WHAT YOU SHOULD DO |
Copy, in full, each line of the material that holds the word "Payi".

RECORDS SUPPLIED |
_ _ _
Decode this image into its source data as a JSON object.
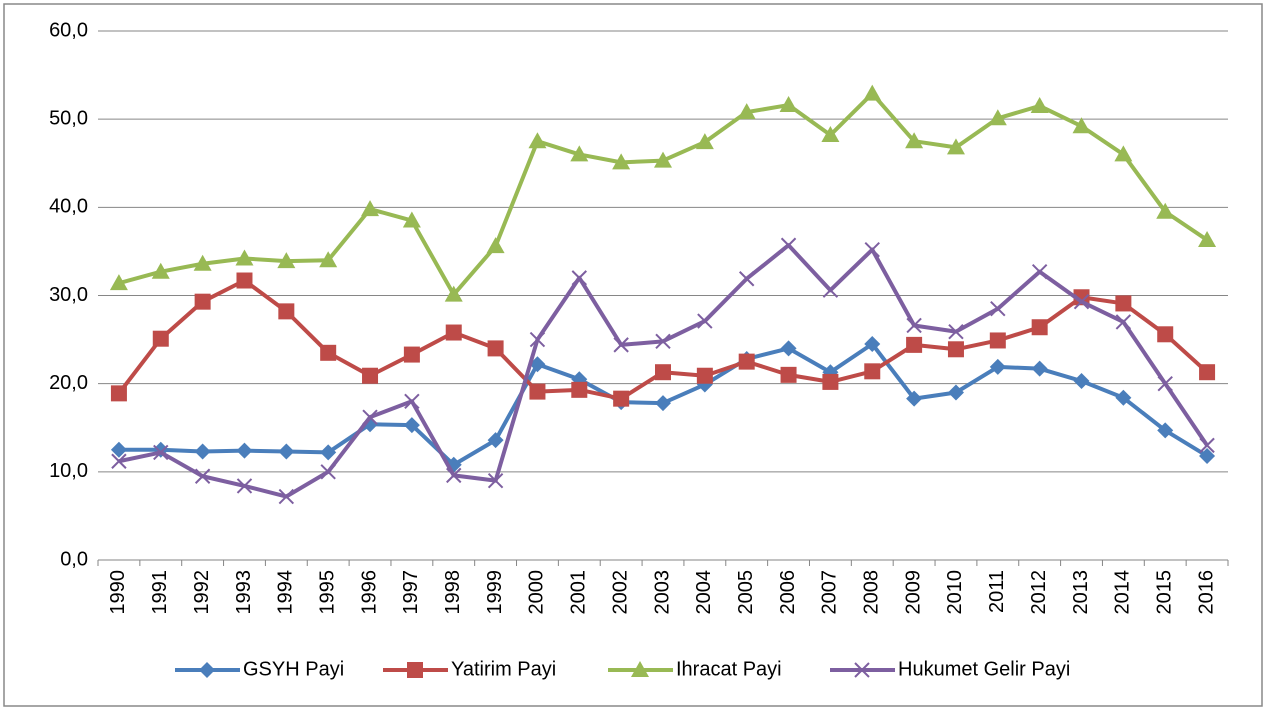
{
  "chart_data": {
    "type": "line",
    "categories": [
      "1990",
      "1991",
      "1992",
      "1993",
      "1994",
      "1995",
      "1996",
      "1997",
      "1998",
      "1999",
      "2000",
      "2001",
      "2002",
      "2003",
      "2004",
      "2005",
      "2006",
      "2007",
      "2008",
      "2009",
      "2010",
      "2011",
      "2012",
      "2013",
      "2014",
      "2015",
      "2016"
    ],
    "series": [
      {
        "name": "GSYH Payi",
        "color": "#4a7ebb",
        "marker": "diamond",
        "values": [
          12.5,
          12.5,
          12.3,
          12.4,
          12.3,
          12.2,
          15.4,
          15.3,
          10.8,
          13.6,
          22.2,
          20.5,
          17.9,
          17.8,
          19.9,
          22.8,
          24.0,
          21.3,
          24.5,
          18.3,
          19.0,
          21.9,
          21.7,
          20.3,
          18.4,
          14.7,
          11.8
        ]
      },
      {
        "name": "Yatirim Payi",
        "color": "#be4b48",
        "marker": "square",
        "values": [
          18.9,
          25.1,
          29.3,
          31.7,
          28.2,
          23.5,
          20.9,
          23.3,
          25.8,
          24.0,
          19.1,
          19.3,
          18.3,
          21.3,
          20.9,
          22.5,
          21.0,
          20.2,
          21.4,
          24.4,
          23.9,
          24.9,
          26.4,
          29.8,
          29.1,
          25.6,
          21.3
        ]
      },
      {
        "name": "Ihracat Payi",
        "color": "#98b954",
        "marker": "triangle",
        "values": [
          31.4,
          32.7,
          33.6,
          34.2,
          33.9,
          34.0,
          39.8,
          38.5,
          30.1,
          35.6,
          47.5,
          46.0,
          45.1,
          45.3,
          47.4,
          50.8,
          51.6,
          48.2,
          52.9,
          47.5,
          46.8,
          50.1,
          51.5,
          49.2,
          46.0,
          39.5,
          36.3
        ]
      },
      {
        "name": "Hukumet Gelir Payi",
        "color": "#7d5fa0",
        "marker": "x",
        "values": [
          11.2,
          12.2,
          9.5,
          8.4,
          7.2,
          10.0,
          16.2,
          18.0,
          9.6,
          9.0,
          25.0,
          32.0,
          24.4,
          24.8,
          27.1,
          31.9,
          35.7,
          30.6,
          35.2,
          26.6,
          25.9,
          28.5,
          32.7,
          29.3,
          27.0,
          20.0,
          13.0
        ]
      }
    ],
    "ylim": [
      0,
      60
    ],
    "yticks": [
      {
        "value": 0,
        "label": "0,0"
      },
      {
        "value": 10,
        "label": "10,0"
      },
      {
        "value": 20,
        "label": "20,0"
      },
      {
        "value": 30,
        "label": "30,0"
      },
      {
        "value": 40,
        "label": "40,0"
      },
      {
        "value": 50,
        "label": "50,0"
      },
      {
        "value": 60,
        "label": "60,0"
      }
    ],
    "grid": true,
    "legend": "bottom"
  }
}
_ _ _
RESULT |
        "name": "GSYH Payi",
        "name": "Yatirim Payi",
        "name": "Ihracat Payi",
        "name": "Hukumet Gelir Payi",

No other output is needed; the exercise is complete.